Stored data
===============
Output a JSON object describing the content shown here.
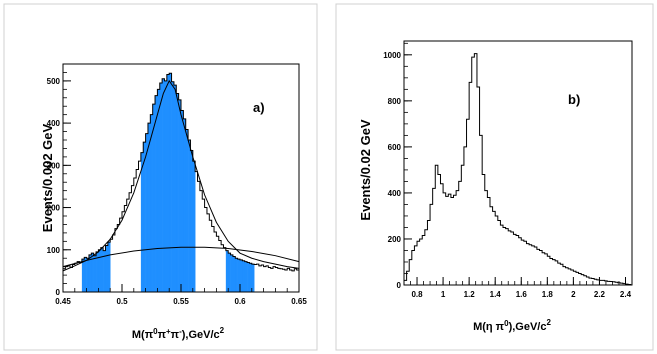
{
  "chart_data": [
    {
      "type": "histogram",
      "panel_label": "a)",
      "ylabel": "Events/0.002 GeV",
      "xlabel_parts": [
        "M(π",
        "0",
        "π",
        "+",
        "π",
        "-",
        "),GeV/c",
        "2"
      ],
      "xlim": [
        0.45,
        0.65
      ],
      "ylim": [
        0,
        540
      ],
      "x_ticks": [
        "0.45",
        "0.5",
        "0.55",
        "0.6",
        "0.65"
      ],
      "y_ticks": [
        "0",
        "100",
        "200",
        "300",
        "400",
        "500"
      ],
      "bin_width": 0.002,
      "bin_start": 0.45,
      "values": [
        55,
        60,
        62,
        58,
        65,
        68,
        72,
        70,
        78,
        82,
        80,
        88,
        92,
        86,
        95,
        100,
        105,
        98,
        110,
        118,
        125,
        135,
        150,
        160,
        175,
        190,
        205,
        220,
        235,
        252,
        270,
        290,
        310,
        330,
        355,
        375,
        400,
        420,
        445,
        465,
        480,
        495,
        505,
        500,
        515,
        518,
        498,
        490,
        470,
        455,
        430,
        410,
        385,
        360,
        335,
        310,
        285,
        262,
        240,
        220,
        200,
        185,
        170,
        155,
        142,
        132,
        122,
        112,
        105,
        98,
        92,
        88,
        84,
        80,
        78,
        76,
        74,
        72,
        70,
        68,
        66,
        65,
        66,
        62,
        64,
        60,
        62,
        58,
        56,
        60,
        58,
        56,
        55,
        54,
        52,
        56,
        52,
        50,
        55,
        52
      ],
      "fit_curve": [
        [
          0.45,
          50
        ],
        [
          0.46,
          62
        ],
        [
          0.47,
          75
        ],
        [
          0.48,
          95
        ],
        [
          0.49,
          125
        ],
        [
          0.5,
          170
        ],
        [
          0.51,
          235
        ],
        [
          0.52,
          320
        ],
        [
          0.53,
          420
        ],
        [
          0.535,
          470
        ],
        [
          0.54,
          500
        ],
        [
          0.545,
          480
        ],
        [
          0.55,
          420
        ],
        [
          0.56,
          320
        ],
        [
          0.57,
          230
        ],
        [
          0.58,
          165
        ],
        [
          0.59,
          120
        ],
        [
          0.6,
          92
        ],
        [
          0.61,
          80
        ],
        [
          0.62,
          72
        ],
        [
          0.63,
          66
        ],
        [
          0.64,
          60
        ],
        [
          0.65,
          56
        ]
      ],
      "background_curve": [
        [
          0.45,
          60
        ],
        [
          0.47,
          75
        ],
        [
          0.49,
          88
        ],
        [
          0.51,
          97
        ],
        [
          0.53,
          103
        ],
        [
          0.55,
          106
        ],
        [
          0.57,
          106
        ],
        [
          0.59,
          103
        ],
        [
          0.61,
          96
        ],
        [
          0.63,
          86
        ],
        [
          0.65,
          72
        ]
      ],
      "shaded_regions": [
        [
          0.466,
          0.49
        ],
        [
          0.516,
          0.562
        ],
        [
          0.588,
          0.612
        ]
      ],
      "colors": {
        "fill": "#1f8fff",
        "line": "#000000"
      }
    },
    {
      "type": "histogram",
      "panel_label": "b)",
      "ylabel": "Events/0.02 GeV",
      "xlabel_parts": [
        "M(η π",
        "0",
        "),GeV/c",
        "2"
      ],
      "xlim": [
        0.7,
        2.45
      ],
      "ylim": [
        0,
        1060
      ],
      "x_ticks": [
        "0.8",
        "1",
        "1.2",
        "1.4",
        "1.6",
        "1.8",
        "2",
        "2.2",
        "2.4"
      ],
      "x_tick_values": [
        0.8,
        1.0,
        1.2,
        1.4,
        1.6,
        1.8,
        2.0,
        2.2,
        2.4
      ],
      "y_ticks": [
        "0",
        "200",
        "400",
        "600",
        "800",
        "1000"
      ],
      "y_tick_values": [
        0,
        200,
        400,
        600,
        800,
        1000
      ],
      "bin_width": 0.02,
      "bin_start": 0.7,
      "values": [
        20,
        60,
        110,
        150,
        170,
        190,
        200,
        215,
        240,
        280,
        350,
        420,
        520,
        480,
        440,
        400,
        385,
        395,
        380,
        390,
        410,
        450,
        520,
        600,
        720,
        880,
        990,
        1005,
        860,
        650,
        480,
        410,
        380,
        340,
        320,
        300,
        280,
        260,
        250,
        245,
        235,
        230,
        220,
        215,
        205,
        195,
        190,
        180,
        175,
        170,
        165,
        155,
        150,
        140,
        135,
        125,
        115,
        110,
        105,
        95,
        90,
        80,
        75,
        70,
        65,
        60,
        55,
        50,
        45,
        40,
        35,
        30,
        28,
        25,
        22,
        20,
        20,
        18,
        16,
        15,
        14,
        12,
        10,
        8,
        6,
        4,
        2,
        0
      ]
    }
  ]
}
===============
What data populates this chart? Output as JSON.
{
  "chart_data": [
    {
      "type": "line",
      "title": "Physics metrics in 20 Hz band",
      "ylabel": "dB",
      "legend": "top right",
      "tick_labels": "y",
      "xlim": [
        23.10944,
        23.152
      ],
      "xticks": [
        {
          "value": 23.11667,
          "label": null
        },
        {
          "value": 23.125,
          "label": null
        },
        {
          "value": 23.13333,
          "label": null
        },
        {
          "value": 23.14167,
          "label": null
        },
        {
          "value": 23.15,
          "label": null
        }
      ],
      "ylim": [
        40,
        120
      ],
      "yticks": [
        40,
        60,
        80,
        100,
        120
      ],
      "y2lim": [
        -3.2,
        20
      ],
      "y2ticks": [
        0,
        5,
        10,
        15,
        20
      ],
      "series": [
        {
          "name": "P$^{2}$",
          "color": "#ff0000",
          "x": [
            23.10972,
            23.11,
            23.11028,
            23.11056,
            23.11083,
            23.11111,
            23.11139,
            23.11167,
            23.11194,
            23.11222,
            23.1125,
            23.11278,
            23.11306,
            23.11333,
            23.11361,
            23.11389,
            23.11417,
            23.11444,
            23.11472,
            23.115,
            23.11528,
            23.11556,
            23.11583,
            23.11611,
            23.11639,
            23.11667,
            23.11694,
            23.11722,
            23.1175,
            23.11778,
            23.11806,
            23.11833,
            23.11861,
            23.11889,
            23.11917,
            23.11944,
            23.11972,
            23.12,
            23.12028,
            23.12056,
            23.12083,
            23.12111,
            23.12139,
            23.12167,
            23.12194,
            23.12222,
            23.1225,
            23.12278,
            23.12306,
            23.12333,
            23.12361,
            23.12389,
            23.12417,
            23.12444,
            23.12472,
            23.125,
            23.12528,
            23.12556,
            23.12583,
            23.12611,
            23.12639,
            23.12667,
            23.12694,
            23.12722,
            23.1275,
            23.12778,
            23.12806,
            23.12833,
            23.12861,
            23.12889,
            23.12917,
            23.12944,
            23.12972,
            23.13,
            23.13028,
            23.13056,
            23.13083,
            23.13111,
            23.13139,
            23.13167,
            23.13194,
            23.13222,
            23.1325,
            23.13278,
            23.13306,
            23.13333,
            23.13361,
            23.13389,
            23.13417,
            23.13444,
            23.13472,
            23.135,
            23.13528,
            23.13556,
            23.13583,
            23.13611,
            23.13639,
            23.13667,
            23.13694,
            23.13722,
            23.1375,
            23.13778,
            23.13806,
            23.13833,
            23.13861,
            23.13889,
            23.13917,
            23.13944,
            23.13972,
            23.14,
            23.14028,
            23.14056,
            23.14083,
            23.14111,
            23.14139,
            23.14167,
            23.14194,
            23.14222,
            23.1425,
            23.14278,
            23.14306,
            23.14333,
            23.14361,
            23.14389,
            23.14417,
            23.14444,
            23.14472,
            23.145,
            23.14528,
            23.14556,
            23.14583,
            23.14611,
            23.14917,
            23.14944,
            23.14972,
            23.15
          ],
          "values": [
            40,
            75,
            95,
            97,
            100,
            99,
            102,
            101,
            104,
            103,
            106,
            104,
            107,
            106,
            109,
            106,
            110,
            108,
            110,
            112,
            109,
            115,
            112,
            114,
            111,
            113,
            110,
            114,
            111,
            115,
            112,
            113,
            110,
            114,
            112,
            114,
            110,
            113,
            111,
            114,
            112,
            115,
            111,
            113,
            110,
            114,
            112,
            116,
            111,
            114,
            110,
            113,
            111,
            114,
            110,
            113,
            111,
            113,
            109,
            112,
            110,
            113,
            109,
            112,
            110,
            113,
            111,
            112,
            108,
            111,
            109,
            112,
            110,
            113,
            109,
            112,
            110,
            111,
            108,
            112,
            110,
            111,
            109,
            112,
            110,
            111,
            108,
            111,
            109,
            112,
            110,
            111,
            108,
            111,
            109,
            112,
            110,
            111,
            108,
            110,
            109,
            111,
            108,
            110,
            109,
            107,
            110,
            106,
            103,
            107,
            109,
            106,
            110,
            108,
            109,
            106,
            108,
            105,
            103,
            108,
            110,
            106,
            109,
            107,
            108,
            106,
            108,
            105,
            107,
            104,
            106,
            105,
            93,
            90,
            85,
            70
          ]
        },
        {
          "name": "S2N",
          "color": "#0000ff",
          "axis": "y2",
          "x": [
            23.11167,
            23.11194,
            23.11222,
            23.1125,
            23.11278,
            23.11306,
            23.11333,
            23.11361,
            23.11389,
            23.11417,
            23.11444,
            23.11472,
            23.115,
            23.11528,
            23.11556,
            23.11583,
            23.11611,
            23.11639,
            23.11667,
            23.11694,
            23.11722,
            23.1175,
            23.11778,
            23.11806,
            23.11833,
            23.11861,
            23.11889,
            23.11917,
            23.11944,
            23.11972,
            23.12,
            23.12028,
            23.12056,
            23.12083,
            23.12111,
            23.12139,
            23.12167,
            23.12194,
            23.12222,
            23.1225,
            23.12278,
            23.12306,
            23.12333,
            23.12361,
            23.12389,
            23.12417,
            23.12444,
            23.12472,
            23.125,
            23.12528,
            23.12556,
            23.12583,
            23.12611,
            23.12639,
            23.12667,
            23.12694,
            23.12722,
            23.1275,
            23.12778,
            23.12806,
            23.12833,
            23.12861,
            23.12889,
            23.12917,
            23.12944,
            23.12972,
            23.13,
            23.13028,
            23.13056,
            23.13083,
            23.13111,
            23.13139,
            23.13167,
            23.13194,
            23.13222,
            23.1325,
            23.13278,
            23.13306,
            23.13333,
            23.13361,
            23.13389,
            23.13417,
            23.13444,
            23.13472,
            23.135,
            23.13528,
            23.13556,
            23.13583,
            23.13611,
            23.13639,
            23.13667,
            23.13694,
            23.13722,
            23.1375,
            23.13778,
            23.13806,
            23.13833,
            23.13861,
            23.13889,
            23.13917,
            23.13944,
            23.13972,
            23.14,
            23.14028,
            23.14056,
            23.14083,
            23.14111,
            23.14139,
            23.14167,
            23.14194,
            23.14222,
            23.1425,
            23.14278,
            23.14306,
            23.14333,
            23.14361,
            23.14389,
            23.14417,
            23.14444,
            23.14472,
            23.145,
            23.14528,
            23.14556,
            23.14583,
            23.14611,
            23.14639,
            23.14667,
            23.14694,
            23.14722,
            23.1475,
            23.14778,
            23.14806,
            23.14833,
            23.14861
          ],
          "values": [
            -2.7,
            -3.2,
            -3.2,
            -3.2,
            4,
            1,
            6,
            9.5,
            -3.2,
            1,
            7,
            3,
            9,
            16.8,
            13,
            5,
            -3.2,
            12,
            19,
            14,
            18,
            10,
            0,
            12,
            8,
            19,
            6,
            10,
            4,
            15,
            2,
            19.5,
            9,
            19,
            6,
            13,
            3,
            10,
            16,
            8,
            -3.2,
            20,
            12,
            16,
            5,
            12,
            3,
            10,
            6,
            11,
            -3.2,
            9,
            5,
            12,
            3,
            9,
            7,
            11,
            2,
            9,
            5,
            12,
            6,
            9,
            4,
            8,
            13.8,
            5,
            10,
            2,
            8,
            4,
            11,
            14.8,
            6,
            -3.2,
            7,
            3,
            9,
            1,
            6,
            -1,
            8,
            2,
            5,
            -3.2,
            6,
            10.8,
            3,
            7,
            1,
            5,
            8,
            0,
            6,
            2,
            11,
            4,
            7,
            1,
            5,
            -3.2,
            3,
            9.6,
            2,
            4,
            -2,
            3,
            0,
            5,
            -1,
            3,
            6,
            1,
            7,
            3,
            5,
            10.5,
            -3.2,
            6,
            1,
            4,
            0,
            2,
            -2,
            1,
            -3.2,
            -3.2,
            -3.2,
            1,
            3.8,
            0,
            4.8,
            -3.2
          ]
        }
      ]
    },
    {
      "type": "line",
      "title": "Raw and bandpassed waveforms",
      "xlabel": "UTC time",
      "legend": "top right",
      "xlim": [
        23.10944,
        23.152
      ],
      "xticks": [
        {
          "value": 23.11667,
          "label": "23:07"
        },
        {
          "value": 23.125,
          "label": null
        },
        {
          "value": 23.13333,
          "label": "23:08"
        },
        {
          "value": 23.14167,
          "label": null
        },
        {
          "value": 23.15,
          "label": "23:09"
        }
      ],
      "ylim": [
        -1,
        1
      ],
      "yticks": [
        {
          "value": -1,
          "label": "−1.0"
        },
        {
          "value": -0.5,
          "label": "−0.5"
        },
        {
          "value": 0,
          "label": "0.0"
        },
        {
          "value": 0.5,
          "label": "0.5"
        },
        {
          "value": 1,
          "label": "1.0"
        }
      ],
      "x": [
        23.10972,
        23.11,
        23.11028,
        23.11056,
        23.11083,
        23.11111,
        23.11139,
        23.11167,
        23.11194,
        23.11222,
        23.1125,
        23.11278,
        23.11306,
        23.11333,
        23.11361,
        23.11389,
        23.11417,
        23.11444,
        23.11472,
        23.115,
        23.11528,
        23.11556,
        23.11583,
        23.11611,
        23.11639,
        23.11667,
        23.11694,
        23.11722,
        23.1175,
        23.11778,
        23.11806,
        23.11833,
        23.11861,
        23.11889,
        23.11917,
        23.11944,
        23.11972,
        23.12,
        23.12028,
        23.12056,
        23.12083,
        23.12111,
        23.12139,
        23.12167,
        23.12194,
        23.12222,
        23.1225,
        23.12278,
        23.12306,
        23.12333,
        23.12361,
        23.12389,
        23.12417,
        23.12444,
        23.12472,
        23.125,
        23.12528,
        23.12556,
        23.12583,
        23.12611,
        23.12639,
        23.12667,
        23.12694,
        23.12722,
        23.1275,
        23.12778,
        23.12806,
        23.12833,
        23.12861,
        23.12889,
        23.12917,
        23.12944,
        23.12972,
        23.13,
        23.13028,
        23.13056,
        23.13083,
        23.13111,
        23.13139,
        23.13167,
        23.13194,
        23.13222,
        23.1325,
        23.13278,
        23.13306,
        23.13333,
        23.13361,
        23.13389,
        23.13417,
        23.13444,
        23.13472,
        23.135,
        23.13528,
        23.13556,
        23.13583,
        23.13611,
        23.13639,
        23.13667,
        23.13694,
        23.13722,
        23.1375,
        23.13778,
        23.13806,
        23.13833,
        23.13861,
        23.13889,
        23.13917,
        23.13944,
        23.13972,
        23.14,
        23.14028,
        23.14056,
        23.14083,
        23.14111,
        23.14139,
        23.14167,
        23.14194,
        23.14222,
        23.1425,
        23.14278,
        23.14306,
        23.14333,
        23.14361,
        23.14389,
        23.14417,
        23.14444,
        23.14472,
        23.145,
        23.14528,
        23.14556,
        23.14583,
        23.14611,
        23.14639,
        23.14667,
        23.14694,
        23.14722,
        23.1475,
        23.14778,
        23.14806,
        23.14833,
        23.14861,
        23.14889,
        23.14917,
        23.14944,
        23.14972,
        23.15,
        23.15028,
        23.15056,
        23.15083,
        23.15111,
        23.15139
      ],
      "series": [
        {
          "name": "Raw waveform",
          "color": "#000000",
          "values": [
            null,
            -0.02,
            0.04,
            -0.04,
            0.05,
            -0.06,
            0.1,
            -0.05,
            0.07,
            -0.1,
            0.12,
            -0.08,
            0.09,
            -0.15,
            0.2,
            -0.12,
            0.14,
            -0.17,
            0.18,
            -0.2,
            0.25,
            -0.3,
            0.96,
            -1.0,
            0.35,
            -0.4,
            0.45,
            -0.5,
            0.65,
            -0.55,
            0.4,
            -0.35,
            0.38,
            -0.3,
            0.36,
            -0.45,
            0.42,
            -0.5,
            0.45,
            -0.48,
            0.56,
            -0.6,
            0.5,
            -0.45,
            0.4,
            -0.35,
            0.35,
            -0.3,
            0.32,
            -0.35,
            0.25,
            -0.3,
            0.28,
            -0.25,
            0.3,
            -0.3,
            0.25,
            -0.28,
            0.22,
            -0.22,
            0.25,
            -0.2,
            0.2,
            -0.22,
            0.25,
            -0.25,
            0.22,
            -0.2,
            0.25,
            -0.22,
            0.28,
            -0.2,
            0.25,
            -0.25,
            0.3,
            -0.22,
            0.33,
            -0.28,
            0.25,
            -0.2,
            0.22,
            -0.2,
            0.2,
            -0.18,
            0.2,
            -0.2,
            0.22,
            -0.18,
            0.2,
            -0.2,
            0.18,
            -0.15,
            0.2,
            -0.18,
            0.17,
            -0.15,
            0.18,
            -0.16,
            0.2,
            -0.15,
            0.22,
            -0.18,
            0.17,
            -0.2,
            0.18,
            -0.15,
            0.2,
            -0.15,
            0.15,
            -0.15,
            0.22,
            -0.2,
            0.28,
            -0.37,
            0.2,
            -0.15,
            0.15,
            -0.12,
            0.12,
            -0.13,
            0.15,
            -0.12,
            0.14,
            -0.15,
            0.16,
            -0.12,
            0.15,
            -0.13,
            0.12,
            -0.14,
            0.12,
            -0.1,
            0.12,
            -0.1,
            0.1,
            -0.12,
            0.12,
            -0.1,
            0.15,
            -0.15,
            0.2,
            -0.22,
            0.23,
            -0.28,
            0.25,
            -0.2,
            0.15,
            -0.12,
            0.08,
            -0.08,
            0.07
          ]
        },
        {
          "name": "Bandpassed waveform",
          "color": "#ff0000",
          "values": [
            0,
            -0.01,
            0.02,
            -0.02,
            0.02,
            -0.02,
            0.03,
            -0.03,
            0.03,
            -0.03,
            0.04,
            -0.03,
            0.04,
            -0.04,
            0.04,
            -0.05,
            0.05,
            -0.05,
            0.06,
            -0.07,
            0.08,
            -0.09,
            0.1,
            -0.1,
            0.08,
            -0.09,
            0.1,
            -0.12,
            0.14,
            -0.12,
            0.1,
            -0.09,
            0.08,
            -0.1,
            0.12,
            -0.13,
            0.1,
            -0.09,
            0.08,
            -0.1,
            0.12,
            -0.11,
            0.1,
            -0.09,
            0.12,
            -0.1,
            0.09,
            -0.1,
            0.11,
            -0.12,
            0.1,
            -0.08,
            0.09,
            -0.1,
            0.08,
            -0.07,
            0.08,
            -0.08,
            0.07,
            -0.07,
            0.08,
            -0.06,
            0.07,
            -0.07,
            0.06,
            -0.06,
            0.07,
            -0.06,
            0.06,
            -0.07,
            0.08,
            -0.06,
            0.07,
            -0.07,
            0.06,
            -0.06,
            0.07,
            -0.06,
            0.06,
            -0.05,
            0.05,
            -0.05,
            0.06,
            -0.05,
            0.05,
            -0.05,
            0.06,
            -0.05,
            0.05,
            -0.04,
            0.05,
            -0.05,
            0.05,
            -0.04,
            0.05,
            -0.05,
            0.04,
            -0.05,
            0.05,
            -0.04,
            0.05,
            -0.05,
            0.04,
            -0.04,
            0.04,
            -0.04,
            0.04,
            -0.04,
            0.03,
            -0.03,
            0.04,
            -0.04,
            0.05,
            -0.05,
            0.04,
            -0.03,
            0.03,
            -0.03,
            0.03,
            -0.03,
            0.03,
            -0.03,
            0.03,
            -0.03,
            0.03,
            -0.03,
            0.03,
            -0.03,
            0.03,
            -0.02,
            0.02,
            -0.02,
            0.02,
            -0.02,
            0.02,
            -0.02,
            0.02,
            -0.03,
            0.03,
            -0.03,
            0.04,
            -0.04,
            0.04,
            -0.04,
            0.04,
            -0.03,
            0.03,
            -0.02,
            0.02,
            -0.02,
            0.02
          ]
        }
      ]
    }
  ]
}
===============
* _PROBLEM TO WORK ON_: From the records given above, copy all lines containing "Output".

* _FINISHED TASK_:
Output a JSON object describing the content shown here.
What data populates this chart? Output as JSON.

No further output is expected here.